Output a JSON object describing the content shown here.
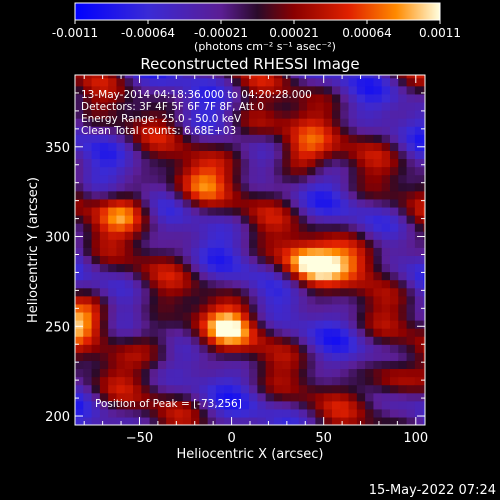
{
  "colorbar": {
    "tick_labels": [
      "-0.0011",
      "-0.00064",
      "-0.00021",
      "0.00021",
      "0.00064",
      "0.0011"
    ],
    "units_label": "(photons cm⁻² s⁻¹ asec⁻²)"
  },
  "chart_data": {
    "type": "heatmap",
    "title": "Reconstructed RHESSI Image",
    "xlabel": "Heliocentric X (arcsec)",
    "ylabel": "Heliocentric Y (arcsec)",
    "xlim": [
      -85,
      105
    ],
    "ylim": [
      195,
      390
    ],
    "x_ticks": [
      -50,
      0,
      50,
      100
    ],
    "y_ticks": [
      200,
      250,
      300,
      350
    ],
    "x_tick_labels": [
      "−50",
      "0",
      "50",
      "100"
    ],
    "y_tick_labels": [
      "200",
      "250",
      "300",
      "350"
    ],
    "color_range": [
      -0.0011,
      0.0011
    ],
    "annotations": [
      "13-May-2014 04:18:36.000 to 04:20:28.000",
      "Detectors: 3F 4F 5F 6F 7F 8F, Att 0",
      "Energy Range: 25.0 - 50.0 keV",
      "Clean     Total counts: 6.68E+03"
    ],
    "peak_label": "Position of Peak = [-73,256]",
    "peak_position": [
      -73,
      256
    ],
    "bright_sources": [
      {
        "x": -78,
        "y": 256,
        "v": 0.0011
      },
      {
        "x": 40,
        "y": 285,
        "v": 0.001
      },
      {
        "x": 88,
        "y": 220,
        "v": 0.001
      },
      {
        "x": 38,
        "y": 345,
        "v": 0.00085
      },
      {
        "x": -55,
        "y": 315,
        "v": 0.0008
      },
      {
        "x": 0,
        "y": 250,
        "v": 0.0008
      },
      {
        "x": 70,
        "y": 290,
        "v": 0.0009
      },
      {
        "x": -40,
        "y": 240,
        "v": 0.0007
      },
      {
        "x": 15,
        "y": 360,
        "v": 0.0007
      },
      {
        "x": -20,
        "y": 330,
        "v": 0.0006
      }
    ]
  },
  "footer": {
    "timestamp": "15-May-2022 07:24"
  }
}
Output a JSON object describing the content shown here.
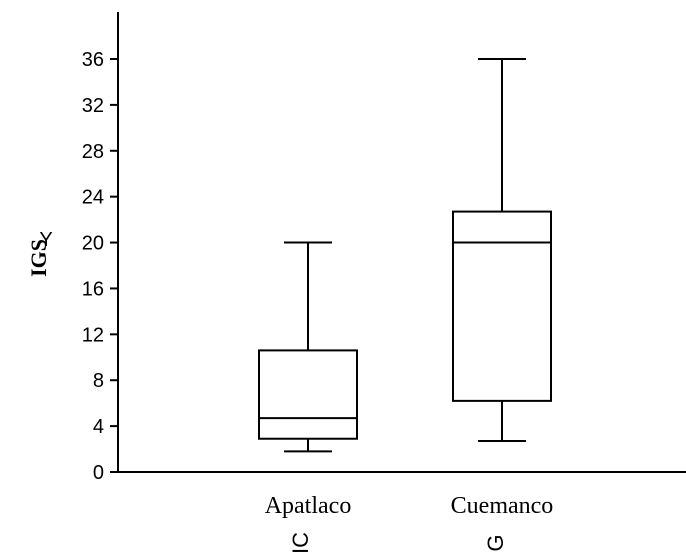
{
  "chart_data": {
    "type": "box",
    "title": "",
    "ylabel": "IGS",
    "ylabel_mark": "Y",
    "ylim": [
      0,
      40
    ],
    "yticks": [
      0,
      4,
      8,
      12,
      16,
      20,
      24,
      28,
      32,
      36
    ],
    "categories": [
      "Apatlaco",
      "Cuemanco"
    ],
    "boxes": [
      {
        "category": "Apatlaco",
        "min": 1.8,
        "q1": 2.9,
        "median": 4.7,
        "q3": 10.6,
        "max": 20
      },
      {
        "category": "Cuemanco",
        "min": 2.7,
        "q1": 6.2,
        "median": 20,
        "q3": 22.7,
        "max": 36
      }
    ],
    "grid": false,
    "legend": "none"
  },
  "bottom_fragments": [
    "IC",
    "G"
  ]
}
+ + +
What to do. Pictures are not part of the copy; output everything else in the records exactly.

Exercise solution.
Output a JSON object describing the content shown here.
{
  "colorbar": {
    "tick_labels": [
      "-0.0011",
      "-0.00064",
      "-0.00021",
      "0.00021",
      "0.00064",
      "0.0011"
    ],
    "units_label": "(photons cm⁻² s⁻¹ asec⁻²)"
  },
  "chart_data": {
    "type": "heatmap",
    "title": "Reconstructed RHESSI Image",
    "xlabel": "Heliocentric X (arcsec)",
    "ylabel": "Heliocentric Y (arcsec)",
    "xlim": [
      -85,
      105
    ],
    "ylim": [
      195,
      390
    ],
    "x_ticks": [
      -50,
      0,
      50,
      100
    ],
    "y_ticks": [
      200,
      250,
      300,
      350
    ],
    "x_tick_labels": [
      "−50",
      "0",
      "50",
      "100"
    ],
    "y_tick_labels": [
      "200",
      "250",
      "300",
      "350"
    ],
    "color_range": [
      -0.0011,
      0.0011
    ],
    "annotations": [
      "13-May-2014 04:18:36.000 to 04:20:28.000",
      "Detectors: 3F 4F 5F 6F 7F 8F, Att 0",
      "Energy Range: 25.0 - 50.0 keV",
      "Clean     Total counts: 6.68E+03"
    ],
    "peak_label": "Position of Peak = [-73,256]",
    "peak_position": [
      -73,
      256
    ],
    "bright_sources": [
      {
        "x": -78,
        "y": 256,
        "v": 0.0011
      },
      {
        "x": 40,
        "y": 285,
        "v": 0.001
      },
      {
        "x": 88,
        "y": 220,
        "v": 0.001
      },
      {
        "x": 38,
        "y": 345,
        "v": 0.00085
      },
      {
        "x": -55,
        "y": 315,
        "v": 0.0008
      },
      {
        "x": 0,
        "y": 250,
        "v": 0.0008
      },
      {
        "x": 70,
        "y": 290,
        "v": 0.0009
      },
      {
        "x": -40,
        "y": 240,
        "v": 0.0007
      },
      {
        "x": 15,
        "y": 360,
        "v": 0.0007
      },
      {
        "x": -20,
        "y": 330,
        "v": 0.0006
      }
    ]
  },
  "footer": {
    "timestamp": "15-May-2022 07:24"
  }
}
Output a JSON object describing the content shown here.
{
  "chart_data": {
    "type": "box",
    "title": "",
    "ylabel": "IGS",
    "ylabel_mark": "Y",
    "ylim": [
      0,
      40
    ],
    "yticks": [
      0,
      4,
      8,
      12,
      16,
      20,
      24,
      28,
      32,
      36
    ],
    "categories": [
      "Apatlaco",
      "Cuemanco"
    ],
    "boxes": [
      {
        "category": "Apatlaco",
        "min": 1.8,
        "q1": 2.9,
        "median": 4.7,
        "q3": 10.6,
        "max": 20
      },
      {
        "category": "Cuemanco",
        "min": 2.7,
        "q1": 6.2,
        "median": 20,
        "q3": 22.7,
        "max": 36
      }
    ],
    "grid": false,
    "legend": "none"
  },
  "bottom_fragments": [
    "IC",
    "G"
  ]
}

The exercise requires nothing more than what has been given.